## begin Records supplied

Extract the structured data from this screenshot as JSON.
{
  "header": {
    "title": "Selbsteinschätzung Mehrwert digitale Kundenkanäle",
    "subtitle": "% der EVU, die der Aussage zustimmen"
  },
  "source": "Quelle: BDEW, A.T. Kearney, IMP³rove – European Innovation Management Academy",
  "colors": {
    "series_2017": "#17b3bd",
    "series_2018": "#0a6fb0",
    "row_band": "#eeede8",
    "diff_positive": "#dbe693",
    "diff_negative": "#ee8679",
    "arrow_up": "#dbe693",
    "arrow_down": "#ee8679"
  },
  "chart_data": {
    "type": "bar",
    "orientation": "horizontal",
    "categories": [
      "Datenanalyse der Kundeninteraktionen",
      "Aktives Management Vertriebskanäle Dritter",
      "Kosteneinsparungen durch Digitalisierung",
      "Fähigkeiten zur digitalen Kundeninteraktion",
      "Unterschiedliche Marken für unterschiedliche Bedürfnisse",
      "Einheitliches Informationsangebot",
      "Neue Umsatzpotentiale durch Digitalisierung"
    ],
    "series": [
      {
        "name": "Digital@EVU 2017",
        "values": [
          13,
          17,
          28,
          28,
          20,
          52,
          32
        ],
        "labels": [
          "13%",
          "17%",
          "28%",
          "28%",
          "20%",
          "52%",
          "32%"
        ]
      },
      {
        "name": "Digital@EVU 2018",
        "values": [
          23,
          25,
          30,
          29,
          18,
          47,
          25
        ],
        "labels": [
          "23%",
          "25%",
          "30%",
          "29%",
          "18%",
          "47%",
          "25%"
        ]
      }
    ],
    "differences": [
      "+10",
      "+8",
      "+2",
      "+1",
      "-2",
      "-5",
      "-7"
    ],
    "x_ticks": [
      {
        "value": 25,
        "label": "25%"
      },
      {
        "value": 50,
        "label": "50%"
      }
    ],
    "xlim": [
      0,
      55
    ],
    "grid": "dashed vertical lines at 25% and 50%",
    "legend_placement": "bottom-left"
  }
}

## end Records supplied

What to do ▸ Above is a listing; report how many of its lines include the word "Management", giving the number only.

Exercise result ▸ 2